■ BRIEF ■
Write the records out again exactly as they read, dropping any picture they hold.

Document understanding data:
------

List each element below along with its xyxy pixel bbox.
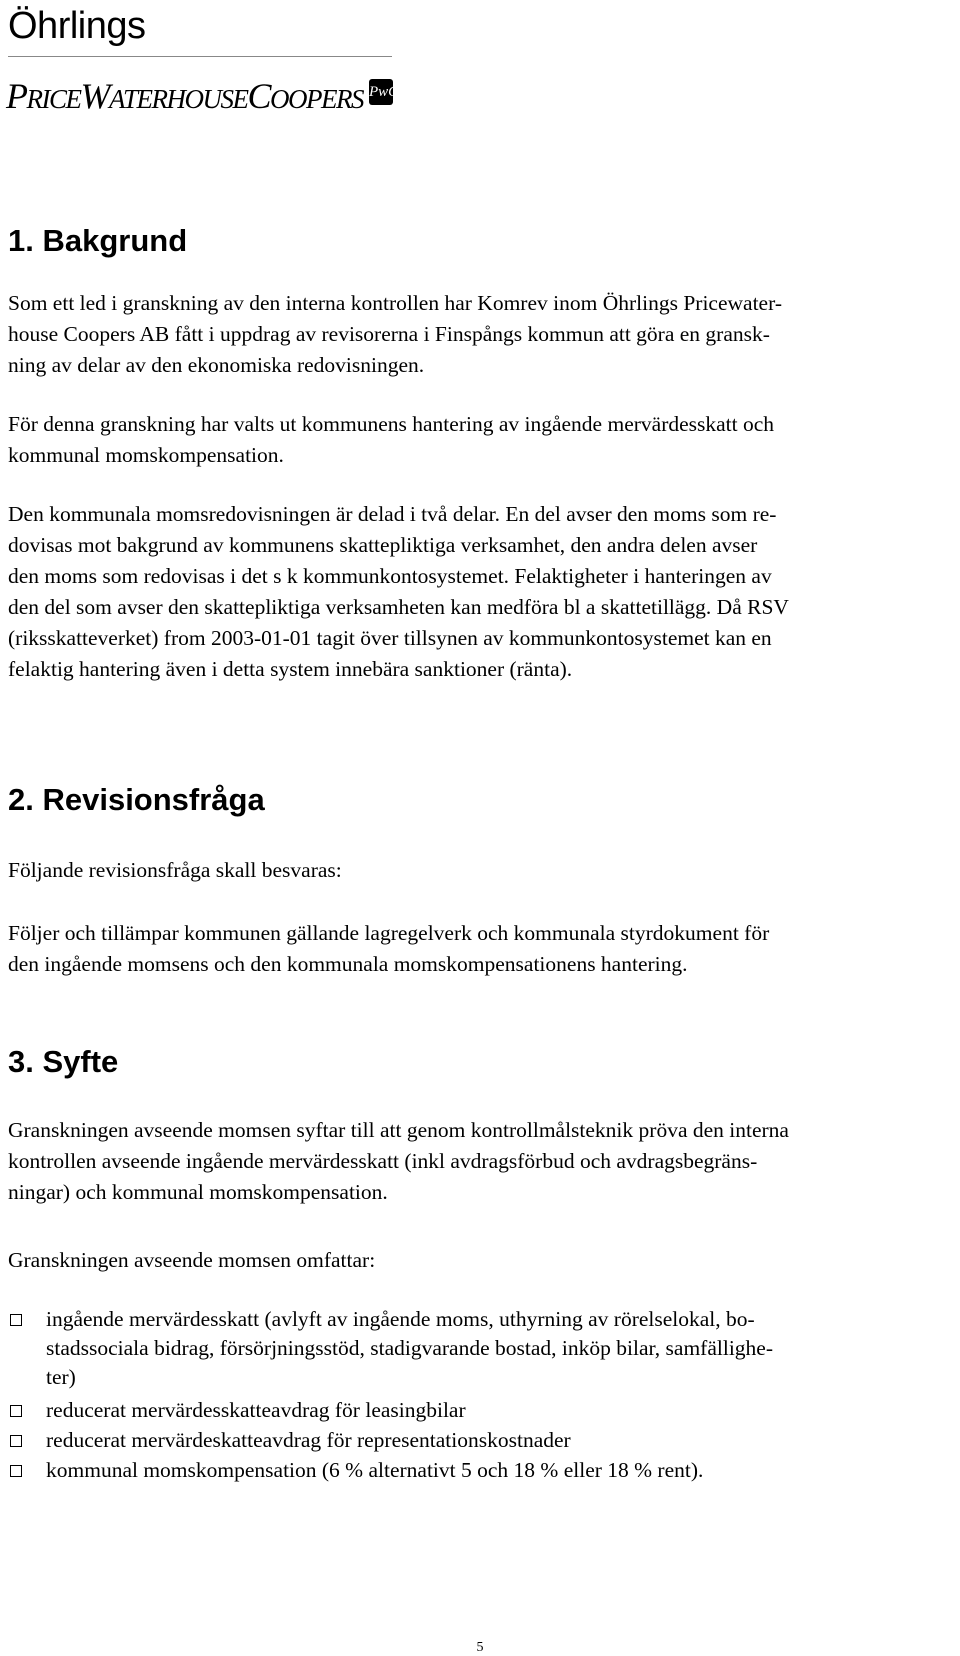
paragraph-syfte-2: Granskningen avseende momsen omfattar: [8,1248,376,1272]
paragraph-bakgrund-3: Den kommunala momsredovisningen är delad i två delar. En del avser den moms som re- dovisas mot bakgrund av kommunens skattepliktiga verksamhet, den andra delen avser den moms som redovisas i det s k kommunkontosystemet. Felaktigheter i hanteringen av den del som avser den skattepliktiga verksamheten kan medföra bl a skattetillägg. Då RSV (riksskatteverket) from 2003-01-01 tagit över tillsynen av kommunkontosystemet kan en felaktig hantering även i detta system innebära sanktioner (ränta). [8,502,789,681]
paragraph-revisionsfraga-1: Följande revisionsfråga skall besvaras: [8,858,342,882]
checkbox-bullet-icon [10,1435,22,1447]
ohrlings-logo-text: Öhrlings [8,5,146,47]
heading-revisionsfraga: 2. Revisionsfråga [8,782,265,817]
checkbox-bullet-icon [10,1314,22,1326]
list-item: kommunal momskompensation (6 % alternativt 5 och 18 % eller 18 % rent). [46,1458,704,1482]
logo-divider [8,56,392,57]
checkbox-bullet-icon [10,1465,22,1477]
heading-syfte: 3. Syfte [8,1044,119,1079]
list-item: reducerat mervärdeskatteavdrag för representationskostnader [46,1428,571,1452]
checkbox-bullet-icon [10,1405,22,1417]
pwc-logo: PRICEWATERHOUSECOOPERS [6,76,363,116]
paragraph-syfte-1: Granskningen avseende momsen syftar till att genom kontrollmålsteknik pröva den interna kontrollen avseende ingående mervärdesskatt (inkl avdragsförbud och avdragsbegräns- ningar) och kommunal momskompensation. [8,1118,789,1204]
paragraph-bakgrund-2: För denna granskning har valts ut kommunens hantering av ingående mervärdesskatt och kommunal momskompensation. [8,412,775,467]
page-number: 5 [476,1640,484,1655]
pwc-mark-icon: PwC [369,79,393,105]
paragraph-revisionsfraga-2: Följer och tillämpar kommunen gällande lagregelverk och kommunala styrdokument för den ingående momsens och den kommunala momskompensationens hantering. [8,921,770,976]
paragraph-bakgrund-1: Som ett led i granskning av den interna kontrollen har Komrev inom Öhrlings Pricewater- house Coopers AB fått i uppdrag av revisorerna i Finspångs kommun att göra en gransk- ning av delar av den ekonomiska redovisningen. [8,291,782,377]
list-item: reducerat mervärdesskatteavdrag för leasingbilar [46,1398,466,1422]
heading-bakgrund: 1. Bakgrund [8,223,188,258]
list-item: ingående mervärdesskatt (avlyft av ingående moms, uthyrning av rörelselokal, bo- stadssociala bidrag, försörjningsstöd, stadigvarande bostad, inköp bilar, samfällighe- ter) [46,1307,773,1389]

------

■ RESULT OF THIS TASK ■
List each element below along with its xyxy pixel bbox.
paragraph-syfte-2: Granskningen avseende momsen omfattar: [8,1248,376,1272]
paragraph-bakgrund-3: Den kommunala momsredovisningen är delad i två delar. En del avser den moms som re- dovisas mot bakgrund av kommunens skattepliktiga verksamhet, den andra delen avser den moms som redovisas i det s k kommunkontosystemet. Felaktigheter i hanteringen av den del som avser den skattepliktiga verksamheten kan medföra bl a skattetillägg. Då RSV (riksskatteverket) from 2003-01-01 tagit över tillsynen av kommunkontosystemet kan en felaktig hantering även i detta system innebära sanktioner (ränta). [8,502,789,681]
paragraph-revisionsfraga-1: Följande revisionsfråga skall besvaras: [8,858,342,882]
checkbox-bullet-icon [10,1435,22,1447]
ohrlings-logo-text: Öhrlings [8,5,146,47]
heading-revisionsfraga: 2. Revisionsfråga [8,782,265,817]
checkbox-bullet-icon [10,1314,22,1326]
list-item: kommunal momskompensation (6 % alternativt 5 och 18 % eller 18 % rent). [46,1458,704,1482]
logo-divider [8,56,392,57]
checkbox-bullet-icon [10,1465,22,1477]
heading-syfte: 3. Syfte [8,1044,119,1079]
list-item: reducerat mervärdeskatteavdrag för representationskostnader [46,1428,571,1452]
checkbox-bullet-icon [10,1405,22,1417]
pwc-logo: PRICEWATERHOUSECOOPERS [6,76,363,116]
paragraph-syfte-1: Granskningen avseende momsen syftar till att genom kontrollmålsteknik pröva den interna kontrollen avseende ingående mervärdesskatt (inkl avdragsförbud och avdragsbegräns- ningar) och kommunal momskompensation. [8,1118,789,1204]
paragraph-bakgrund-2: För denna granskning har valts ut kommunens hantering av ingående mervärdesskatt och kommunal momskompensation. [8,412,775,467]
page-number: 5 [476,1640,484,1655]
pwc-mark-icon: PwC [369,79,393,105]
paragraph-revisionsfraga-2: Följer och tillämpar kommunen gällande lagregelverk och kommunala styrdokument för den ingående momsens och den kommunala momskompensationens hantering. [8,921,770,976]
paragraph-bakgrund-1: Som ett led i granskning av den interna kontrollen har Komrev inom Öhrlings Pricewater- house Coopers AB fått i uppdrag av revisorerna i Finspångs kommun att göra en gransk- ning av delar av den ekonomiska redovisningen. [8,291,782,377]
list-item: reducerat mervärdesskatteavdrag för leasingbilar [46,1398,466,1422]
heading-bakgrund: 1. Bakgrund [8,223,188,258]
list-item: ingående mervärdesskatt (avlyft av ingående moms, uthyrning av rörelselokal, bo- stadssociala bidrag, försörjningsstöd, stadigvarande bostad, inköp bilar, samfällighe- ter) [46,1307,773,1389]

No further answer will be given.